Return all of the data exactly as written, without the pictures.

__Items__.

· · · · ·

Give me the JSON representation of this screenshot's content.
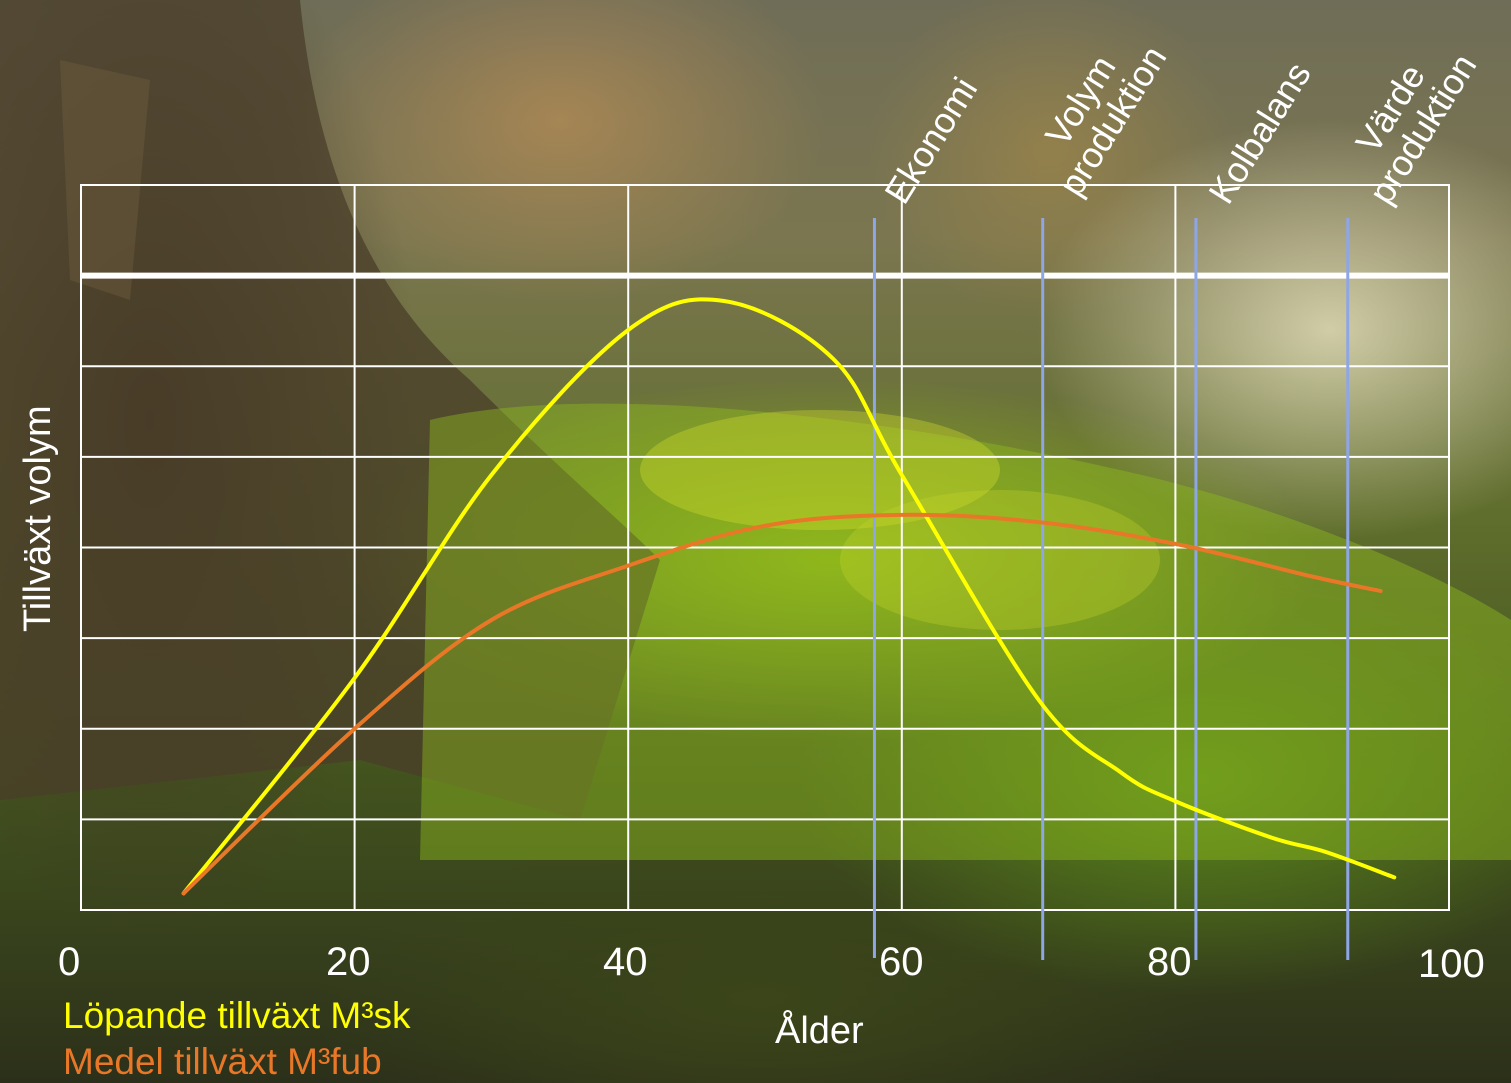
{
  "chart_data": {
    "type": "line",
    "xlabel": "Ålder",
    "ylabel": "Tillväxt volym",
    "xlim": [
      0,
      100
    ],
    "x_ticks": [
      "0",
      "20",
      "40",
      "60",
      "80",
      "100"
    ],
    "grid": true,
    "series": [
      {
        "name": "Löpande tillväxt M³sk",
        "color": "#ffff00",
        "x": [
          7.5,
          20,
          30,
          40,
          47,
          55,
          60,
          70,
          76,
          80,
          87,
          91,
          96
        ],
        "y": [
          2.3,
          32.0,
          60.0,
          80.0,
          84.0,
          76.0,
          60.0,
          29.0,
          19.0,
          15.0,
          10.0,
          8.0,
          4.5
        ]
      },
      {
        "name": "Medel tillväxt M³fub",
        "color": "#e87828",
        "x": [
          7.5,
          20,
          30,
          40,
          50,
          60,
          70,
          80,
          90,
          95
        ],
        "y": [
          2.3,
          25.0,
          40.0,
          47.5,
          53.0,
          54.5,
          53.5,
          50.5,
          46.0,
          44.0
        ]
      }
    ],
    "vertical_markers": [
      {
        "x": 58,
        "label": "Ekonomi"
      },
      {
        "x": 70.3,
        "label": "Volym produktion"
      },
      {
        "x": 81.5,
        "label": "Kolbalans"
      },
      {
        "x": 92.6,
        "label": "Värde produktion"
      }
    ]
  },
  "legend": {
    "series1": "Löpande tillväxt M³sk",
    "series2": "Medel tillväxt M³fub"
  },
  "colors": {
    "grid": "#ffffff",
    "marker": "#8fa6e6",
    "series1": "#ffff00",
    "series2": "#e87828"
  }
}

· · · · ·

__Completed task__.
Give me the JSON representation of this screenshot's content.
{
  "chart_data": {
    "type": "line",
    "xlabel": "Ålder",
    "ylabel": "Tillväxt volym",
    "xlim": [
      0,
      100
    ],
    "x_ticks": [
      "0",
      "20",
      "40",
      "60",
      "80",
      "100"
    ],
    "grid": true,
    "series": [
      {
        "name": "Löpande tillväxt M³sk",
        "color": "#ffff00",
        "x": [
          7.5,
          20,
          30,
          40,
          47,
          55,
          60,
          70,
          76,
          80,
          87,
          91,
          96
        ],
        "y": [
          2.3,
          32.0,
          60.0,
          80.0,
          84.0,
          76.0,
          60.0,
          29.0,
          19.0,
          15.0,
          10.0,
          8.0,
          4.5
        ]
      },
      {
        "name": "Medel tillväxt M³fub",
        "color": "#e87828",
        "x": [
          7.5,
          20,
          30,
          40,
          50,
          60,
          70,
          80,
          90,
          95
        ],
        "y": [
          2.3,
          25.0,
          40.0,
          47.5,
          53.0,
          54.5,
          53.5,
          50.5,
          46.0,
          44.0
        ]
      }
    ],
    "vertical_markers": [
      {
        "x": 58,
        "label": "Ekonomi"
      },
      {
        "x": 70.3,
        "label": "Volym produktion"
      },
      {
        "x": 81.5,
        "label": "Kolbalans"
      },
      {
        "x": 92.6,
        "label": "Värde produktion"
      }
    ]
  },
  "legend": {
    "series1": "Löpande tillväxt M³sk",
    "series2": "Medel tillväxt M³fub"
  },
  "colors": {
    "grid": "#ffffff",
    "marker": "#8fa6e6",
    "series1": "#ffff00",
    "series2": "#e87828"
  }
}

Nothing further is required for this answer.